> _Written problem_
Take the lines from the one with "OCR this image." to the end of the listing, both ends included, and quote them exactly, leaving pictures out.

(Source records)
##############################
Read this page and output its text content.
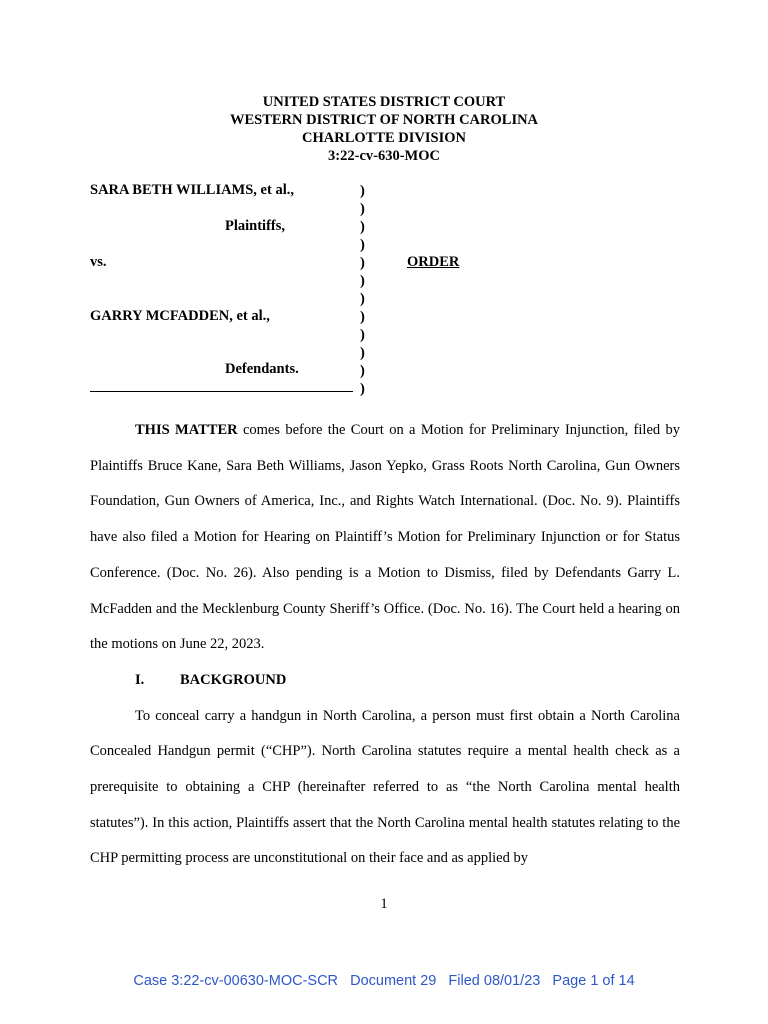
UNITED STATES DISTRICT COURT
WESTERN DISTRICT OF NORTH CAROLINA
CHARLOTTE DIVISION
3:22-cv-630-MOC
SARA BETH WILLIAMS, et al.,
Plaintiffs,
vs.
GARRY MCFADDEN, et al.,
Defendants.
)
)
)
)
)
)
)
)
)
)
)
)
ORDER

THIS MATTER comes before the Court on a Motion for Preliminary Injunction, filed by Plaintiffs Bruce Kane, Sara Beth Williams, Jason Yepko, Grass Roots North Carolina, Gun Owners Foundation, Gun Owners of America, Inc., and Rights Watch International. (Doc. No. 9). Plaintiffs have also filed a Motion for Hearing on Plaintiff’s Motion for Preliminary Injunction or for Status Conference. (Doc. No. 26). Also pending is a Motion to Dismiss, filed by Defendants Garry L. McFadden and the Mecklenburg County Sheriff’s Office. (Doc. No. 16). The Court held a hearing on the motions on June 22, 2023.

I. BACKGROUND

To conceal carry a handgun in North Carolina, a person must first obtain a North Carolina Concealed Handgun permit (“CHP”). North Carolina statutes require a mental health check as a prerequisite to obtaining a CHP (hereinafter referred to as “the North Carolina mental health statutes”). In this action, Plaintiffs assert that the North Carolina mental health statutes relating to the CHP permitting process are unconstitutional on their face and as applied by

1
Case 3:22-cv-00630-MOC-SCR   Document 29   Filed 08/01/23   Page 1 of 14
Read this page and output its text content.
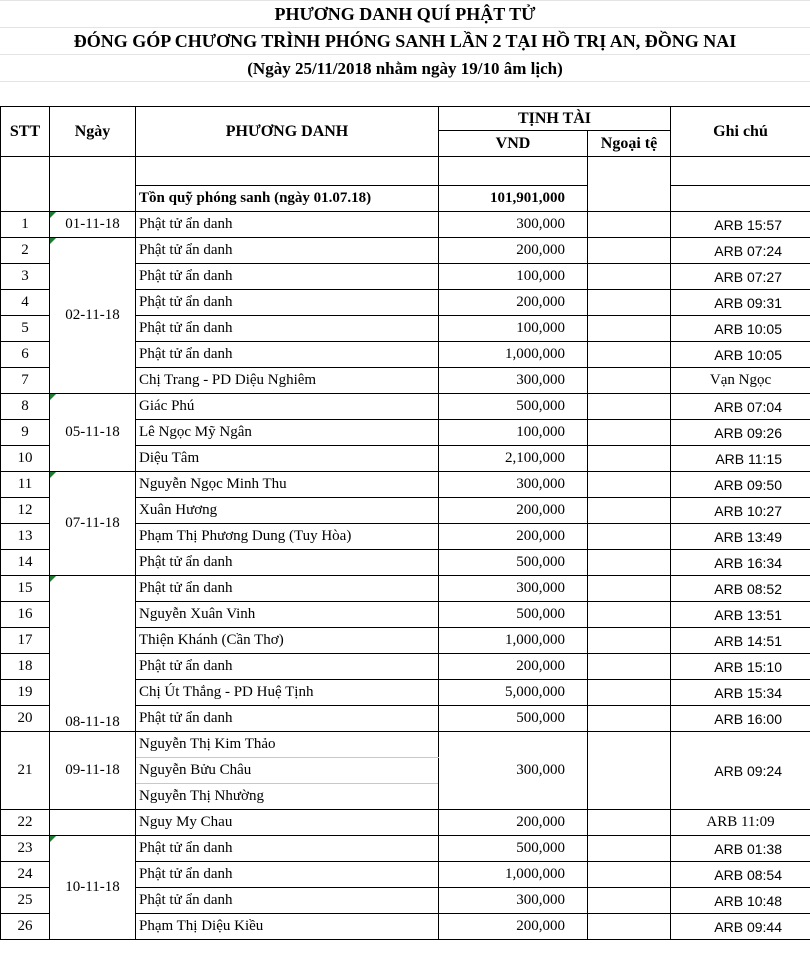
PHƯƠNG DANH QUÍ PHẬT TỬ
ĐÓNG GÓP CHƯƠNG TRÌNH PHÓNG SANH LẦN 2 TẠI HỒ TRỊ AN, ĐỒNG NAI
(Ngày 25/11/2018 nhằm ngày 19/10 âm lịch)
STT	Ngày	PHƯƠNG DANH	TỊNH TÀI		Ghi chú
			VND	Ngoại tệ	

		Tồn quỹ phóng sanh (ngày 01.07.18)	101,901,000		
1	01-11-18	Phật tử ẩn danh	300,000		ARB 15:57
2	02-11-18	Phật tử ẩn danh	200,000		ARB 07:24
3		Phật tử ẩn danh	100,000		ARB 07:27
4		Phật tử ẩn danh	200,000		ARB 09:31
5		Phật tử ẩn danh	100,000		ARB 10:05
6		Phật tử ẩn danh	1,000,000		ARB 10:05
7		Chị Trang - PD Diệu Nghiêm	300,000		Vạn Ngọc
8	05-11-18	Giác Phú	500,000		ARB 07:04
9		Lê Ngọc Mỹ Ngân	100,000		ARB 09:26
10		Diệu Tâm	2,100,000		ARB 11:15
11	07-11-18	Nguyễn Ngọc Minh Thu	300,000		ARB 09:50
12		Xuân Hương	200,000		ARB 10:27
13		Phạm Thị Phương Dung (Tuy Hòa)	200,000		ARB 13:49
14		Phật tử ẩn danh	500,000		ARB 16:34
15	08-11-18	Phật tử ẩn danh	300,000		ARB 08:52
16		Nguyễn Xuân Vinh	500,000		ARB 13:51
17		Thiện Khánh (Cần Thơ)	1,000,000		ARB 14:51
18		Phật tử ẩn danh	200,000		ARB 15:10
19		Chị Út Thắng - PD Huệ Tịnh	5,000,000		ARB 15:34
20		Phật tử ẩn danh	500,000		ARB 16:00
21	09-11-18	Nguyễn Thị Kim Thảo	300,000		ARB 09:24
		Nguyễn Bửu Châu			
		Nguyễn Thị Nhường			
22		Nguy My Chau	200,000		ARB 11:09
23	10-11-18	Phật tử ẩn danh	500,000		ARB 01:38
24		Phật tử ẩn danh	1,000,000		ARB 08:54
25		Phật tử ẩn danh	300,000		ARB 10:48
26		Phạm Thị Diệu Kiều	200,000		ARB 09:44
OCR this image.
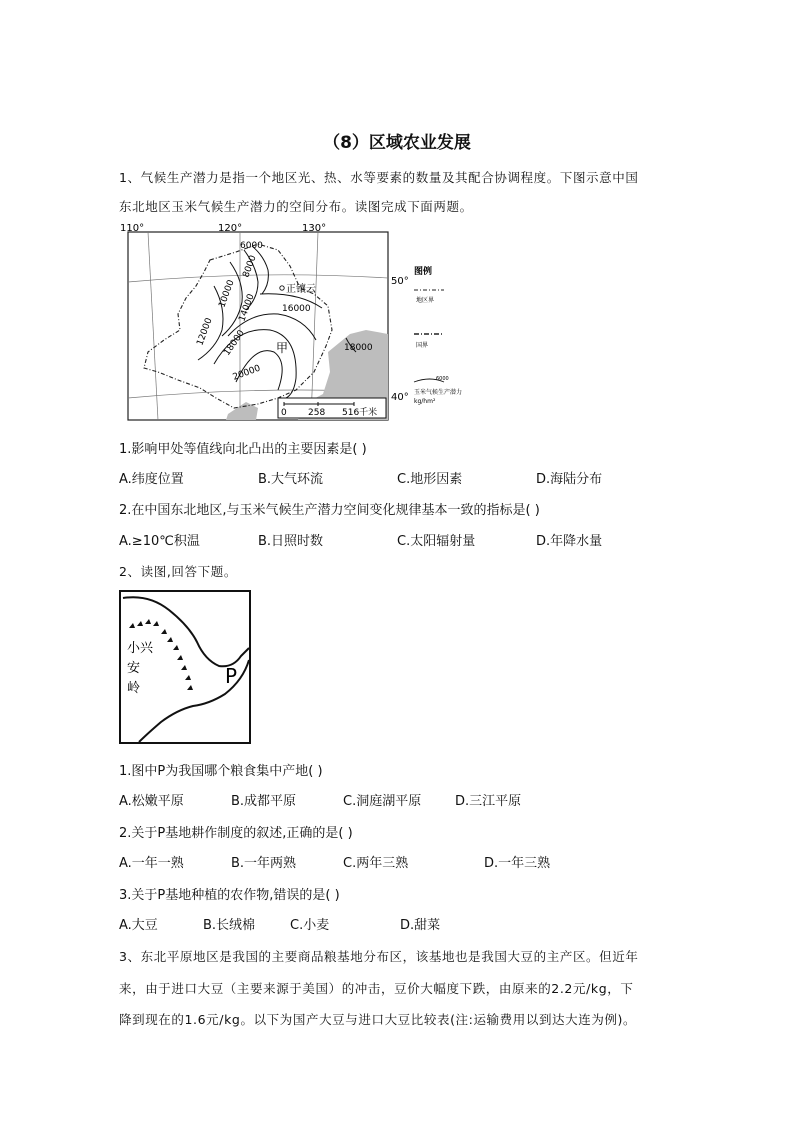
（8）区域农业发展
1、气候生产潜力是指一个地区光、热、水等要素的数量及其配合协调程度。下图示意中国
东北地区玉米气候生产潜力的空间分布。读图完成下面两题。
110°	120°	130°
50°
40°
6000
8000
10000
12000
14000	16000
18000	18000
20000
正镶云
甲
0 258 516千米
图例
地区界
国界
6000
玉米气候生产潜力
kg/hm²
1.影响甲处等值线向北凸出的主要因素是( )
A.纬度位置	B.大气环流	C.地形因素	D.海陆分布
2.在中国东北地区,与玉米气候生产潜力空间变化规律基本一致的指标是( )
A.≥10℃积温	B.日照时数	C.太阳辐射量	D.年降水量
2、读图,回答下题。
小 兴
安
岭
P
1.图中P为我国哪个粮食集中产地( )
A.松嫩平原	B.成都平原	C.洞庭湖平原	D.三江平原
2.关于P基地耕作制度的叙述,正确的是( )
A.一年一熟	B.一年两熟	C.两年三熟	D.一年三熟
3.关于P基地种植的农作物,错误的是( )
A.大豆	B.长绒棉	C.小麦	D.甜菜
3、东北平原地区是我国的主要商品粮基地分布区，该基地也是我国大豆的主产区。但近年
来，由于进口大豆（主要来源于美国）的冲击，豆价大幅度下跌，由原来的2.2元/kg，下
降到现在的1.6元/kg。以下为国产大豆与进口大豆比较表(注:运输费用以到达大连为例)。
##############################
> _In response_
OCR this image.
（8）区域农业发展
1、气候生产潜力是指一个地区光、热、水等要素的数量及其配合协调程度。下图示意中国
东北地区玉米气候生产潜力的空间分布。读图完成下面两题。
110°	120°	130°
50°
40°
6000
8000
10000
12000
14000	16000
18000	18000
20000
正镶云
甲
0 258 516千米
图例
地区界
国界
6000
玉米气候生产潜力
kg/hm²
1.影响甲处等值线向北凸出的主要因素是( )
A.纬度位置	B.大气环流	C.地形因素	D.海陆分布
2.在中国东北地区,与玉米气候生产潜力空间变化规律基本一致的指标是( )
A.≥10℃积温	B.日照时数	C.太阳辐射量	D.年降水量
2、读图,回答下题。
小 兴
安
岭
P
1.图中P为我国哪个粮食集中产地( )
A.松嫩平原	B.成都平原	C.洞庭湖平原	D.三江平原
2.关于P基地耕作制度的叙述,正确的是( )
A.一年一熟	B.一年两熟	C.两年三熟	D.一年三熟
3.关于P基地种植的农作物,错误的是( )
A.大豆	B.长绒棉	C.小麦	D.甜菜
3、东北平原地区是我国的主要商品粮基地分布区，该基地也是我国大豆的主产区。但近年
来，由于进口大豆（主要来源于美国）的冲击，豆价大幅度下跌，由原来的2.2元/kg，下
降到现在的1.6元/kg。以下为国产大豆与进口大豆比较表(注:运输费用以到达大连为例)。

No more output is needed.